■ **What you have to do**: Search the material for the word "JSON" and report each line where it turns up.

■ **Data records**:
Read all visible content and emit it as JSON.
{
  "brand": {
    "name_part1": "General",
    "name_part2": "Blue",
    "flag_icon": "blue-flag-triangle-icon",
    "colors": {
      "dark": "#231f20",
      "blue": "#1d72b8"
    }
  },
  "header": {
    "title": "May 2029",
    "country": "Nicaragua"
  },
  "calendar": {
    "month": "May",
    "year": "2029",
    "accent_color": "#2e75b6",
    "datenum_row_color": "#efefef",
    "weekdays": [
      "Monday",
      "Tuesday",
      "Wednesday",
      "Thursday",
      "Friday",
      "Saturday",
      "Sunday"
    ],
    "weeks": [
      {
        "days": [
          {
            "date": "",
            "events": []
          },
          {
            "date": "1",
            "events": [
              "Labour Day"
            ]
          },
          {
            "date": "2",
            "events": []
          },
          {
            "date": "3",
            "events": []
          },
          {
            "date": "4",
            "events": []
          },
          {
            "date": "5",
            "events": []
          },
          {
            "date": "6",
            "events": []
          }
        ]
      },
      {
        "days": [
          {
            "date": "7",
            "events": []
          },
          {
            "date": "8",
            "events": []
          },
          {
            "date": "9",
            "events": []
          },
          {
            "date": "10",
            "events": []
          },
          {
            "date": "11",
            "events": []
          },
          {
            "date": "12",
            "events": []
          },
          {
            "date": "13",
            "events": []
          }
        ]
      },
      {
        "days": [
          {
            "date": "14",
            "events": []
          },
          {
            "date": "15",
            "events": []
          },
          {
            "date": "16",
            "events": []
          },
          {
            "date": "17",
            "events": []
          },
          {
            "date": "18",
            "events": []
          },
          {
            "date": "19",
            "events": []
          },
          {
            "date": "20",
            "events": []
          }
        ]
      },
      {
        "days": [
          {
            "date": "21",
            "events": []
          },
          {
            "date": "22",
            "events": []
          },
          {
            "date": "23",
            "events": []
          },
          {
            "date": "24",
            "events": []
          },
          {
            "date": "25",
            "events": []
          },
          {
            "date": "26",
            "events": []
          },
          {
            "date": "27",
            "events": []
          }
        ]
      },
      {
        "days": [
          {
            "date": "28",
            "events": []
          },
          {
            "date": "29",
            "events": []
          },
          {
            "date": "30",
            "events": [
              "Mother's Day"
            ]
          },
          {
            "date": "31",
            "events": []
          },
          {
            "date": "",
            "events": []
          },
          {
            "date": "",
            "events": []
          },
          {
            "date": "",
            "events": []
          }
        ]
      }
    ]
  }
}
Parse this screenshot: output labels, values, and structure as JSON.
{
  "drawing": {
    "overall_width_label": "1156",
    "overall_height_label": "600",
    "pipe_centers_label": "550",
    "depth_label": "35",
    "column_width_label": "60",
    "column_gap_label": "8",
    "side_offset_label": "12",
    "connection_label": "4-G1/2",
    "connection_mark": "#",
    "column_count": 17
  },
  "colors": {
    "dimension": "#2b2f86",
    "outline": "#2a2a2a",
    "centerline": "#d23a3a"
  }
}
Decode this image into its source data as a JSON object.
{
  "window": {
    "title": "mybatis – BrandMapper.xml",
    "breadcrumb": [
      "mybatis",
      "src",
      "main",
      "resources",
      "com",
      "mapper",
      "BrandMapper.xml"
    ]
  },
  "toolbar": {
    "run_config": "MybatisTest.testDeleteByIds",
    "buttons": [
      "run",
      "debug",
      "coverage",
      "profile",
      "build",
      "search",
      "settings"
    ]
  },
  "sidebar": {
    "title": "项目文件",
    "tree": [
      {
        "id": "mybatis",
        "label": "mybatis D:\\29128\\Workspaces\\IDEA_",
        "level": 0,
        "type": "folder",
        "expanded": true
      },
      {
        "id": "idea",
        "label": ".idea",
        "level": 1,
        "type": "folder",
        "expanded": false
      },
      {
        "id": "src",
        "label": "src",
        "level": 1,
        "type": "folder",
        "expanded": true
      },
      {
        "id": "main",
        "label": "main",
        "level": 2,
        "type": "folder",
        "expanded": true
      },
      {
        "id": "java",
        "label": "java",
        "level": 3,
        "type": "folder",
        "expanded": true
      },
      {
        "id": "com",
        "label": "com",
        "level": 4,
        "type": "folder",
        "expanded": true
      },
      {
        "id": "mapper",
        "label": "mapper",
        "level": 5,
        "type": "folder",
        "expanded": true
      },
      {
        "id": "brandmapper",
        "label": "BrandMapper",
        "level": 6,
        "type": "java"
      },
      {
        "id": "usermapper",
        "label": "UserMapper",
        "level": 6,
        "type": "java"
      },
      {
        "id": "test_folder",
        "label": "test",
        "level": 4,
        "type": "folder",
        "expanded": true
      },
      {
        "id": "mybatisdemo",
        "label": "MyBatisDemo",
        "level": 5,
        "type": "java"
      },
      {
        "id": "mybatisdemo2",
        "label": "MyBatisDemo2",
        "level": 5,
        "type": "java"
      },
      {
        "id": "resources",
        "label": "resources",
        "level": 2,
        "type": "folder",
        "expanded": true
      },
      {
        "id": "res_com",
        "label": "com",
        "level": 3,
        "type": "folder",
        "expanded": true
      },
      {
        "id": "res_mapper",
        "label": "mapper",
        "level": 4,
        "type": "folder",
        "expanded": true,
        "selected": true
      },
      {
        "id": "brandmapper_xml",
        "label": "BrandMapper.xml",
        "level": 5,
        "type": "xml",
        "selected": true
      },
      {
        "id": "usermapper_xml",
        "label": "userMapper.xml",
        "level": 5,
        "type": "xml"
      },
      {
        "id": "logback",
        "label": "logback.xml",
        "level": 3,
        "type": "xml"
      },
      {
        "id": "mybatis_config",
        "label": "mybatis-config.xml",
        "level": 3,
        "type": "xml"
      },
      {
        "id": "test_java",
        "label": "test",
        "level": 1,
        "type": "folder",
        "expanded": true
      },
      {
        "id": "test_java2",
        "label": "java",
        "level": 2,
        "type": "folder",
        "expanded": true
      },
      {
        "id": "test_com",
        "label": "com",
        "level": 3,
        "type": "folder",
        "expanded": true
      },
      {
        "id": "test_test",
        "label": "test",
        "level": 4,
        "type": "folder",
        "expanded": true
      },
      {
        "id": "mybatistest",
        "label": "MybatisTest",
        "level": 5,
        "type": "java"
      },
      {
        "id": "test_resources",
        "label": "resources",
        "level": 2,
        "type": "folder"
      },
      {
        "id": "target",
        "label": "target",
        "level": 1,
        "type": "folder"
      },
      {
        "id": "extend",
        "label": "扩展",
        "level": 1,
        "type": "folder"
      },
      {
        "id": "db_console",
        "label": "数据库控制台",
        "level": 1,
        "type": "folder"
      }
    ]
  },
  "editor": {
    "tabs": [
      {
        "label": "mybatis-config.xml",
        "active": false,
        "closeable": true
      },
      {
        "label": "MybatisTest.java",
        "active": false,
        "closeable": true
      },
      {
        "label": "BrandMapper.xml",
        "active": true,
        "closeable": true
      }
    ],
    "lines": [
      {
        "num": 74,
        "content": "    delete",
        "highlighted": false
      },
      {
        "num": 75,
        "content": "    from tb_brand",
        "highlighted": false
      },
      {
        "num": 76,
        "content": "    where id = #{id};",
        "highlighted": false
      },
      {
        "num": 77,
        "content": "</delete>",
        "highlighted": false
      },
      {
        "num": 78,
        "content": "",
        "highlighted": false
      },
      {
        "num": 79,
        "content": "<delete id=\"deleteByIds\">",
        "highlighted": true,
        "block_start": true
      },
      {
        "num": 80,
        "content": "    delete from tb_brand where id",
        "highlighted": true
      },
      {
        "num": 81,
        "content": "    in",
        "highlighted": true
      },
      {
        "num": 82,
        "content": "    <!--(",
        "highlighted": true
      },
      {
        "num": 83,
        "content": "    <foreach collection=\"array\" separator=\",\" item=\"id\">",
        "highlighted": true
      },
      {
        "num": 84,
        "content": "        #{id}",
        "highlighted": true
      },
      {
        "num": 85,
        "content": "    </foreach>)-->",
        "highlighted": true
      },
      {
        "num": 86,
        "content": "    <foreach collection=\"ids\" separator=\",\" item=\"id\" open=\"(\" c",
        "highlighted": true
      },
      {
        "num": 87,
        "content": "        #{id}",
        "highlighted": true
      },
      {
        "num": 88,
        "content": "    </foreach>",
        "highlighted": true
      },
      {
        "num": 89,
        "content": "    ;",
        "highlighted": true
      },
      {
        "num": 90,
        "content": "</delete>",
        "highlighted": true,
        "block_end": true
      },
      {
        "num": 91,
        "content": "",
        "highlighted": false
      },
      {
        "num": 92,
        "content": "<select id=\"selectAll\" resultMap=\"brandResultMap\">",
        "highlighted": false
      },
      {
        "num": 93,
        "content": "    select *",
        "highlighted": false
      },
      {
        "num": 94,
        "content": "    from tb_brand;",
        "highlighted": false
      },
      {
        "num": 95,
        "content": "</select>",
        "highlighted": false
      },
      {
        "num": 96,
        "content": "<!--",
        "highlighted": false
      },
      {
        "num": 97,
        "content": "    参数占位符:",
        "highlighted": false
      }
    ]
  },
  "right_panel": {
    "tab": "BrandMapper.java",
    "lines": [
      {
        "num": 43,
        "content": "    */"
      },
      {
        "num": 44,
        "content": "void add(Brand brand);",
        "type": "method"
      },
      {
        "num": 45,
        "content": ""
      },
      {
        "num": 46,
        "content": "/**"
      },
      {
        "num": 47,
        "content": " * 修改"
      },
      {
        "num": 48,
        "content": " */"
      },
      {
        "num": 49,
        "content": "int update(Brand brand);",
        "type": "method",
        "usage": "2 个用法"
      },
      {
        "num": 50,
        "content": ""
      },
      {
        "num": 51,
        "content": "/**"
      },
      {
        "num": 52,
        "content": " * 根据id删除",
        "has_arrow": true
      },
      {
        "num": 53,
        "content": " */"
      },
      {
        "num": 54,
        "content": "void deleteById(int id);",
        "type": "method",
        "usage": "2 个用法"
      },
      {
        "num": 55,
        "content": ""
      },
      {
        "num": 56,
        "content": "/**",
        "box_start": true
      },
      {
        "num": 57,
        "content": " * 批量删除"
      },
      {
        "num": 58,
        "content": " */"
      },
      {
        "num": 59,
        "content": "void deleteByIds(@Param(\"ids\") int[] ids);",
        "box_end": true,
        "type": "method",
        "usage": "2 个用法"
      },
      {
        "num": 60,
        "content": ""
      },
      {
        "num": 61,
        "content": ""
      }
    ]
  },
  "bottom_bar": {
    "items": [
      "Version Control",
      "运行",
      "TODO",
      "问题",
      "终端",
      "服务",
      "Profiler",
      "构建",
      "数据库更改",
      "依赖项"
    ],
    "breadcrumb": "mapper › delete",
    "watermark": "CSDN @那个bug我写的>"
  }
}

■ **Complete response**:
Read all visible content and emit it as JSON.
Parse this screenshot: output labels, values, and structure as JSON.
Decode this image into its source data as a JSON object.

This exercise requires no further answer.